Read the records and gather each line that includes "pedagogicznego".

--- start Listed records ---

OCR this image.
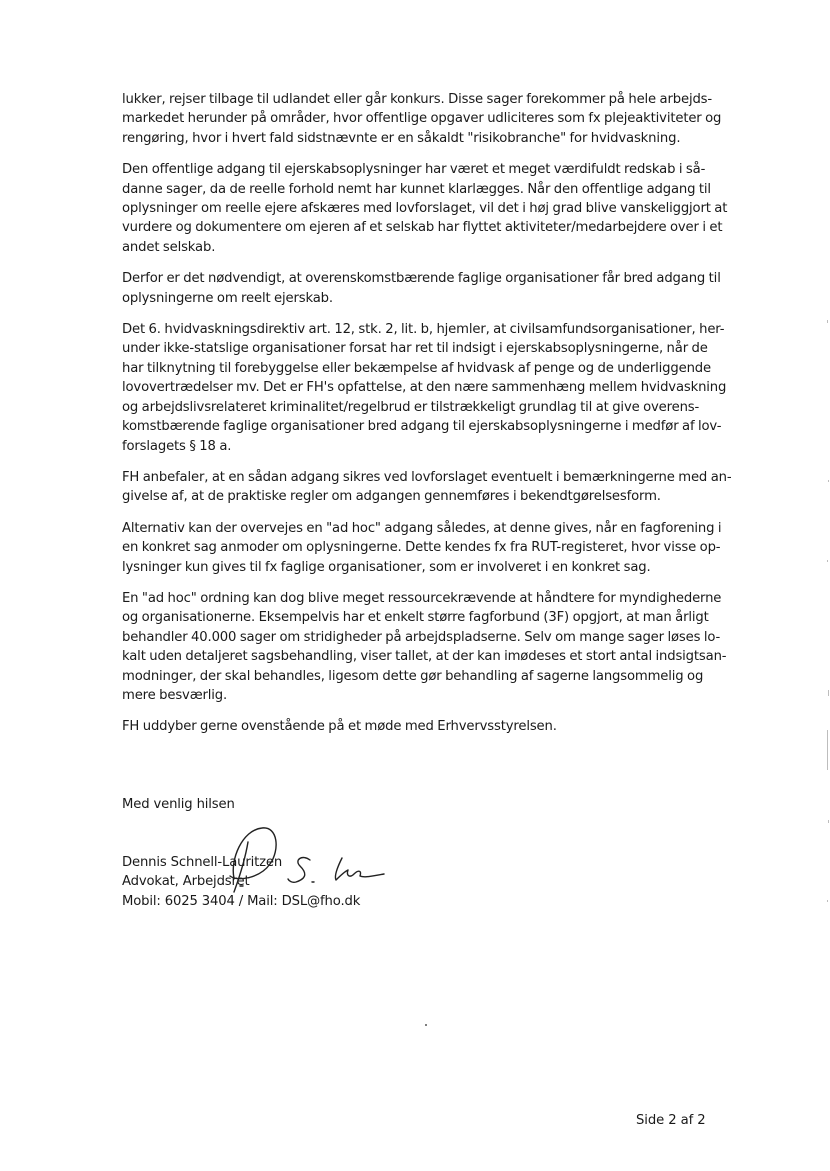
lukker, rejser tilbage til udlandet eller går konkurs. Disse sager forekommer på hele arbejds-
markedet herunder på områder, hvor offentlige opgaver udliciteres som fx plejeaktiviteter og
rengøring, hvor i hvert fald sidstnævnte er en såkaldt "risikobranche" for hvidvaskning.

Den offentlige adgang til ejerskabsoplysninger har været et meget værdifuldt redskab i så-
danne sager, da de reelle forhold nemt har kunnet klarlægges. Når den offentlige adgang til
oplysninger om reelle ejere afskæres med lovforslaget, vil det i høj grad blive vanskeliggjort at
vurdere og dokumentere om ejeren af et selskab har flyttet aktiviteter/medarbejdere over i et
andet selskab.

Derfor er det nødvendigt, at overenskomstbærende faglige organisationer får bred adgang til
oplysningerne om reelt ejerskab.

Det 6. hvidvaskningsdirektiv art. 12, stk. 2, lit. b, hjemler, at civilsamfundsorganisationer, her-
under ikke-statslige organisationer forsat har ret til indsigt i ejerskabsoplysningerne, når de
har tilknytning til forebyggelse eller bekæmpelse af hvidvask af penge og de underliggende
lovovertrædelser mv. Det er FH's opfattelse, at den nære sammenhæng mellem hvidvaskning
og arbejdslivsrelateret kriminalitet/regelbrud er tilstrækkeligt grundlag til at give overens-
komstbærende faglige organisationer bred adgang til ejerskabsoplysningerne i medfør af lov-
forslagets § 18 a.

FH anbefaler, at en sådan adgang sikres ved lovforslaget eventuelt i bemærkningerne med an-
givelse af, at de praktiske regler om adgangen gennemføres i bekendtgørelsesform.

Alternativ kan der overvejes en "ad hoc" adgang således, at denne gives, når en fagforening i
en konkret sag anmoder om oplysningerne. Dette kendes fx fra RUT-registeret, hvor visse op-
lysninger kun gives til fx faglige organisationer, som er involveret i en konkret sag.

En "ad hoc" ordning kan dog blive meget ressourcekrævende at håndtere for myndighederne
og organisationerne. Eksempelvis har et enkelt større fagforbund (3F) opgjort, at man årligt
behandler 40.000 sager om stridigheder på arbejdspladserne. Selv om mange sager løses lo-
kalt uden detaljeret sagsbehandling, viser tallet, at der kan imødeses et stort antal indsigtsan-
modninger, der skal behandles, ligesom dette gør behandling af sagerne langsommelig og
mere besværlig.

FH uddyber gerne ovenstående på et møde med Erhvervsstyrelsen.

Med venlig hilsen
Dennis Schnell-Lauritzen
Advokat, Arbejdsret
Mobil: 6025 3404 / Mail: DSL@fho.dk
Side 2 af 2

--- end Listed records ---
--- start Listed records ---

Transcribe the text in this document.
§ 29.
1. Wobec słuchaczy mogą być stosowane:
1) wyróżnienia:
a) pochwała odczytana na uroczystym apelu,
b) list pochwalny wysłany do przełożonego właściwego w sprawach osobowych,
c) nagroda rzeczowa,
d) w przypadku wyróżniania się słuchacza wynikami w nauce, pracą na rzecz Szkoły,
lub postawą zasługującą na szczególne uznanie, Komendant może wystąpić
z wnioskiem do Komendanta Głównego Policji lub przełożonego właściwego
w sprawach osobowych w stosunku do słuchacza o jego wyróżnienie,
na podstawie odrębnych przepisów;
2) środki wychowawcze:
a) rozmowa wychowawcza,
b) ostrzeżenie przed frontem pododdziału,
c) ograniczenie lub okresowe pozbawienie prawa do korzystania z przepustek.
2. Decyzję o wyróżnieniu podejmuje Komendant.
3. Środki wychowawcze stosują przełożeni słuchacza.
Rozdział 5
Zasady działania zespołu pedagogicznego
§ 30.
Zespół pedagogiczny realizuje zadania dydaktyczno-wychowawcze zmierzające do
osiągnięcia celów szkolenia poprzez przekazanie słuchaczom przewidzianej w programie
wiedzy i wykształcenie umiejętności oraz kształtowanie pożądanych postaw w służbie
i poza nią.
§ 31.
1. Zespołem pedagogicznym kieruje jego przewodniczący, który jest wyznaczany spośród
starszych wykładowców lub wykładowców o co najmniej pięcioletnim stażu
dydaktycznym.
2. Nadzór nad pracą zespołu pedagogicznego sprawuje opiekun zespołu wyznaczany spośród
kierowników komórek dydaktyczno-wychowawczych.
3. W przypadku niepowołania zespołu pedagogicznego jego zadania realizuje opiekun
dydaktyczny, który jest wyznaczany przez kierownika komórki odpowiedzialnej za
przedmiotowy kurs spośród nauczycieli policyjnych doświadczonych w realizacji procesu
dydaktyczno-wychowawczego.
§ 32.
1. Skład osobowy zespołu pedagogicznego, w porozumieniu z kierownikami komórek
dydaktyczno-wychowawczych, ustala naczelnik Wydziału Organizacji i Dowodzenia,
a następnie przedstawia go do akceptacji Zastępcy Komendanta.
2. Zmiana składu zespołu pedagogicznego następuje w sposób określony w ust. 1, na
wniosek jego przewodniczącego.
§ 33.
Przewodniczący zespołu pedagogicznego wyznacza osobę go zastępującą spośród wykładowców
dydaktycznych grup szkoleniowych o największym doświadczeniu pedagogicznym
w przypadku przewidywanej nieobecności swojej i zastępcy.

--- end Listed records ---

Answer to this task -
Zasady działania zespołu pedagogicznego
2. Nadzór nad pracą zespołu pedagogicznego sprawuje opiekun zespołu wyznaczany spośród
3. W przypadku niepowołania zespołu pedagogicznego jego zadania realizuje opiekun
1. Skład osobowy zespołu pedagogicznego, w porozumieniu z kierownikami komórek
2. Zmiana składu zespołu pedagogicznego następuje w sposób określony w ust. 1, na
Przewodniczący zespołu pedagogicznego wyznacza osobę go zastępującą spośród wykładowców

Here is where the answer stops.